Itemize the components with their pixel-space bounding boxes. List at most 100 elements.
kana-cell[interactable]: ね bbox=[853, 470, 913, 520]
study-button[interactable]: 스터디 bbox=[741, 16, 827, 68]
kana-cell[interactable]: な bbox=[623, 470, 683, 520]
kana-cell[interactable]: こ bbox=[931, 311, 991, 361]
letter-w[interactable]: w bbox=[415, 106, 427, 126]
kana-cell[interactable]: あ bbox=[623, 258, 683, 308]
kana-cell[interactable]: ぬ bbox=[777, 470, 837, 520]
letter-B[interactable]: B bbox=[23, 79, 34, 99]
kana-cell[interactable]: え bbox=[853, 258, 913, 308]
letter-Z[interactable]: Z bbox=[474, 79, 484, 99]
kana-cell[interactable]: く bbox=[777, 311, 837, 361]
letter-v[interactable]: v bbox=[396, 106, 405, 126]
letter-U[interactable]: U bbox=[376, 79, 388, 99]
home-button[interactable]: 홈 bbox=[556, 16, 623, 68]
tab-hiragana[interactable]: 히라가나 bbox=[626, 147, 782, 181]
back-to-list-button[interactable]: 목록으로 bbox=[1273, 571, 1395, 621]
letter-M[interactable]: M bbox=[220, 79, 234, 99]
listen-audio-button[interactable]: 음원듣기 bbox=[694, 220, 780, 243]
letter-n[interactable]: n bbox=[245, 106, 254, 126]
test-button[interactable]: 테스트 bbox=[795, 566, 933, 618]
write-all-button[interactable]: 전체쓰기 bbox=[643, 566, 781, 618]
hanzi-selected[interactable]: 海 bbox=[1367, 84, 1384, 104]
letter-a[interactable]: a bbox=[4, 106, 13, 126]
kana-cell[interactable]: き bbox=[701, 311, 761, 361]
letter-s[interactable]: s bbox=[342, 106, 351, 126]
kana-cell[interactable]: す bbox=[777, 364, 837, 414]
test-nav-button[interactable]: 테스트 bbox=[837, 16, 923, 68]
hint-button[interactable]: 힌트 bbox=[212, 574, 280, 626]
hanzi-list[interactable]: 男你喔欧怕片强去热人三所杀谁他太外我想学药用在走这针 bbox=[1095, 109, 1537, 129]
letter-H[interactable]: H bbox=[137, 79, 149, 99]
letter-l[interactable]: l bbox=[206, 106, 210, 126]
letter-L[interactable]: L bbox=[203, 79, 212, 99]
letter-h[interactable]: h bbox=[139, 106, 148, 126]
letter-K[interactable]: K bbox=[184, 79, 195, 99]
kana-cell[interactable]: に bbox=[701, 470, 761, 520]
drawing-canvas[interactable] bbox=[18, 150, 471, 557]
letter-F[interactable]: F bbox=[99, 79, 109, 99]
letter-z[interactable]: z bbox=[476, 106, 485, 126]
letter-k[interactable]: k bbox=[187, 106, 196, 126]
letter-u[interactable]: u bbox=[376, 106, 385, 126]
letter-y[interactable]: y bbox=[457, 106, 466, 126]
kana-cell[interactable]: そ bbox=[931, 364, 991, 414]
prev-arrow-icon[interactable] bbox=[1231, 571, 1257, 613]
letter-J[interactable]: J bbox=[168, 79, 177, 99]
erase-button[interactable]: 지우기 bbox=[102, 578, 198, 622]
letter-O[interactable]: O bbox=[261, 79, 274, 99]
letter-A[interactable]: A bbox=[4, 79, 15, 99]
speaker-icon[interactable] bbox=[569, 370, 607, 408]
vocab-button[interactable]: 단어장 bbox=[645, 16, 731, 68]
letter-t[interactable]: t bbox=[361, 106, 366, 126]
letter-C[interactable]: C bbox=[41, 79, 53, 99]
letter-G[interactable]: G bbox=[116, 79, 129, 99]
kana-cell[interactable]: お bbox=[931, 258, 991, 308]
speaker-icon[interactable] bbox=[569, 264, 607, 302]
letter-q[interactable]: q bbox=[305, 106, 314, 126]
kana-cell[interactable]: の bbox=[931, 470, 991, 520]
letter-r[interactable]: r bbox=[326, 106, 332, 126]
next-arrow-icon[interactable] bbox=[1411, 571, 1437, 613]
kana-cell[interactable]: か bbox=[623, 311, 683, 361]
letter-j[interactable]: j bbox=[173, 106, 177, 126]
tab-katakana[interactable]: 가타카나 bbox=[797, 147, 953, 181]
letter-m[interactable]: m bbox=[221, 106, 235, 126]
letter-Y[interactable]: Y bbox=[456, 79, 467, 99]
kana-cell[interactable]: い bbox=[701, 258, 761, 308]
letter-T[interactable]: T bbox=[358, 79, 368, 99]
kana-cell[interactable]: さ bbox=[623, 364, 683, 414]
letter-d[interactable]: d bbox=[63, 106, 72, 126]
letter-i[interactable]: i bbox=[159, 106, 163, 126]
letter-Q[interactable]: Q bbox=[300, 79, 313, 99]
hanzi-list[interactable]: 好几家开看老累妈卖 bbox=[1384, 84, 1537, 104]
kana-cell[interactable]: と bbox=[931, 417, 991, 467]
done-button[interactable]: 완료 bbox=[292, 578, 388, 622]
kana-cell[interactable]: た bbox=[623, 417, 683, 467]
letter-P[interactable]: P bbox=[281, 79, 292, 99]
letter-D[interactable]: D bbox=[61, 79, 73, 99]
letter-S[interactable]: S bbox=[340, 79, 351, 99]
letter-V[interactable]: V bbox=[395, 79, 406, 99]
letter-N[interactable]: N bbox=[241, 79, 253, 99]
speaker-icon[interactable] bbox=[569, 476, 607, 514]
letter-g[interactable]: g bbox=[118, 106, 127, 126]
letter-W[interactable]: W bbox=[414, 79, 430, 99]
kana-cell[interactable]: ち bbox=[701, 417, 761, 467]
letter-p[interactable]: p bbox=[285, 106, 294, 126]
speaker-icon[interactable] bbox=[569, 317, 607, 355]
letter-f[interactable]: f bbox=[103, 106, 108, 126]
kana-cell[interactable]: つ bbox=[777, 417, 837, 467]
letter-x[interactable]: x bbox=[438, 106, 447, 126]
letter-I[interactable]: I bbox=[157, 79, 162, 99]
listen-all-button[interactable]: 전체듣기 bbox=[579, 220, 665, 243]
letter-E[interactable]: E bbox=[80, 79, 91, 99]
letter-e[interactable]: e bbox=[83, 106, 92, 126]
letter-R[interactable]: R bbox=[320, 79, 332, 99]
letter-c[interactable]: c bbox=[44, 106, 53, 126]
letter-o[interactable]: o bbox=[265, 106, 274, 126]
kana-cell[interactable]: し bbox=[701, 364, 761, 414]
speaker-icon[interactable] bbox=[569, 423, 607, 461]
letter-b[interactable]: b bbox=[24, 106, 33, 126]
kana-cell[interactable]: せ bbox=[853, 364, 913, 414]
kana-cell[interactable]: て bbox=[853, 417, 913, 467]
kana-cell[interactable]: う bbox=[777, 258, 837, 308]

The exercise: Extract every one of the lines above verbatim, reproducing each without any alteration.

Output below:
Itemize the components with their pixel-space bounding boxes. List at most 100 elements.
kana-cell[interactable]: ね bbox=[853, 470, 913, 520]
study-button[interactable]: 스터디 bbox=[741, 16, 827, 68]
kana-cell[interactable]: な bbox=[623, 470, 683, 520]
kana-cell[interactable]: こ bbox=[931, 311, 991, 361]
letter-w[interactable]: w bbox=[415, 106, 427, 126]
kana-cell[interactable]: あ bbox=[623, 258, 683, 308]
kana-cell[interactable]: ぬ bbox=[777, 470, 837, 520]
letter-B[interactable]: B bbox=[23, 79, 34, 99]
kana-cell[interactable]: え bbox=[853, 258, 913, 308]
letter-Z[interactable]: Z bbox=[474, 79, 484, 99]
kana-cell[interactable]: く bbox=[777, 311, 837, 361]
letter-v[interactable]: v bbox=[396, 106, 405, 126]
letter-U[interactable]: U bbox=[376, 79, 388, 99]
home-button[interactable]: 홈 bbox=[556, 16, 623, 68]
tab-hiragana[interactable]: 히라가나 bbox=[626, 147, 782, 181]
back-to-list-button[interactable]: 목록으로 bbox=[1273, 571, 1395, 621]
letter-M[interactable]: M bbox=[220, 79, 234, 99]
listen-audio-button[interactable]: 음원듣기 bbox=[694, 220, 780, 243]
letter-n[interactable]: n bbox=[245, 106, 254, 126]
test-button[interactable]: 테스트 bbox=[795, 566, 933, 618]
write-all-button[interactable]: 전체쓰기 bbox=[643, 566, 781, 618]
hanzi-selected[interactable]: 海 bbox=[1367, 84, 1384, 104]
letter-a[interactable]: a bbox=[4, 106, 13, 126]
kana-cell[interactable]: き bbox=[701, 311, 761, 361]
letter-s[interactable]: s bbox=[342, 106, 351, 126]
kana-cell[interactable]: す bbox=[777, 364, 837, 414]
test-nav-button[interactable]: 테스트 bbox=[837, 16, 923, 68]
hint-button[interactable]: 힌트 bbox=[212, 574, 280, 626]
hanzi-list[interactable]: 男你喔欧怕片强去热人三所杀谁他太外我想学药用在走这针 bbox=[1095, 109, 1537, 129]
letter-H[interactable]: H bbox=[137, 79, 149, 99]
letter-l[interactable]: l bbox=[206, 106, 210, 126]
letter-L[interactable]: L bbox=[203, 79, 212, 99]
letter-h[interactable]: h bbox=[139, 106, 148, 126]
letter-K[interactable]: K bbox=[184, 79, 195, 99]
kana-cell[interactable]: に bbox=[701, 470, 761, 520]
drawing-canvas[interactable] bbox=[18, 150, 471, 557]
letter-F[interactable]: F bbox=[99, 79, 109, 99]
letter-z[interactable]: z bbox=[476, 106, 485, 126]
letter-k[interactable]: k bbox=[187, 106, 196, 126]
letter-u[interactable]: u bbox=[376, 106, 385, 126]
letter-y[interactable]: y bbox=[457, 106, 466, 126]
kana-cell[interactable]: そ bbox=[931, 364, 991, 414]
prev-arrow-icon[interactable] bbox=[1231, 571, 1257, 613]
letter-J[interactable]: J bbox=[168, 79, 177, 99]
erase-button[interactable]: 지우기 bbox=[102, 578, 198, 622]
letter-O[interactable]: O bbox=[261, 79, 274, 99]
letter-A[interactable]: A bbox=[4, 79, 15, 99]
speaker-icon[interactable] bbox=[569, 370, 607, 408]
vocab-button[interactable]: 단어장 bbox=[645, 16, 731, 68]
letter-t[interactable]: t bbox=[361, 106, 366, 126]
letter-C[interactable]: C bbox=[41, 79, 53, 99]
letter-G[interactable]: G bbox=[116, 79, 129, 99]
kana-cell[interactable]: お bbox=[931, 258, 991, 308]
speaker-icon[interactable] bbox=[569, 264, 607, 302]
letter-q[interactable]: q bbox=[305, 106, 314, 126]
kana-cell[interactable]: の bbox=[931, 470, 991, 520]
letter-r[interactable]: r bbox=[326, 106, 332, 126]
next-arrow-icon[interactable] bbox=[1411, 571, 1437, 613]
kana-cell[interactable]: か bbox=[623, 311, 683, 361]
letter-j[interactable]: j bbox=[173, 106, 177, 126]
tab-katakana[interactable]: 가타카나 bbox=[797, 147, 953, 181]
letter-m[interactable]: m bbox=[221, 106, 235, 126]
letter-Y[interactable]: Y bbox=[456, 79, 467, 99]
kana-cell[interactable]: い bbox=[701, 258, 761, 308]
letter-T[interactable]: T bbox=[358, 79, 368, 99]
kana-cell[interactable]: さ bbox=[623, 364, 683, 414]
letter-d[interactable]: d bbox=[63, 106, 72, 126]
letter-i[interactable]: i bbox=[159, 106, 163, 126]
letter-Q[interactable]: Q bbox=[300, 79, 313, 99]
hanzi-list[interactable]: 好几家开看老累妈卖 bbox=[1384, 84, 1537, 104]
kana-cell[interactable]: と bbox=[931, 417, 991, 467]
done-button[interactable]: 완료 bbox=[292, 578, 388, 622]
kana-cell[interactable]: た bbox=[623, 417, 683, 467]
letter-P[interactable]: P bbox=[281, 79, 292, 99]
letter-D[interactable]: D bbox=[61, 79, 73, 99]
letter-S[interactable]: S bbox=[340, 79, 351, 99]
letter-V[interactable]: V bbox=[395, 79, 406, 99]
letter-N[interactable]: N bbox=[241, 79, 253, 99]
speaker-icon[interactable] bbox=[569, 476, 607, 514]
letter-g[interactable]: g bbox=[118, 106, 127, 126]
letter-W[interactable]: W bbox=[414, 79, 430, 99]
kana-cell[interactable]: ち bbox=[701, 417, 761, 467]
letter-p[interactable]: p bbox=[285, 106, 294, 126]
speaker-icon[interactable] bbox=[569, 317, 607, 355]
letter-f[interactable]: f bbox=[103, 106, 108, 126]
kana-cell[interactable]: つ bbox=[777, 417, 837, 467]
letter-x[interactable]: x bbox=[438, 106, 447, 126]
letter-I[interactable]: I bbox=[157, 79, 162, 99]
listen-all-button[interactable]: 전체듣기 bbox=[579, 220, 665, 243]
letter-E[interactable]: E bbox=[80, 79, 91, 99]
letter-e[interactable]: e bbox=[83, 106, 92, 126]
letter-R[interactable]: R bbox=[320, 79, 332, 99]
letter-c[interactable]: c bbox=[44, 106, 53, 126]
letter-o[interactable]: o bbox=[265, 106, 274, 126]
kana-cell[interactable]: し bbox=[701, 364, 761, 414]
speaker-icon[interactable] bbox=[569, 423, 607, 461]
letter-b[interactable]: b bbox=[24, 106, 33, 126]
kana-cell[interactable]: せ bbox=[853, 364, 913, 414]
kana-cell[interactable]: て bbox=[853, 417, 913, 467]
kana-cell[interactable]: う bbox=[777, 258, 837, 308]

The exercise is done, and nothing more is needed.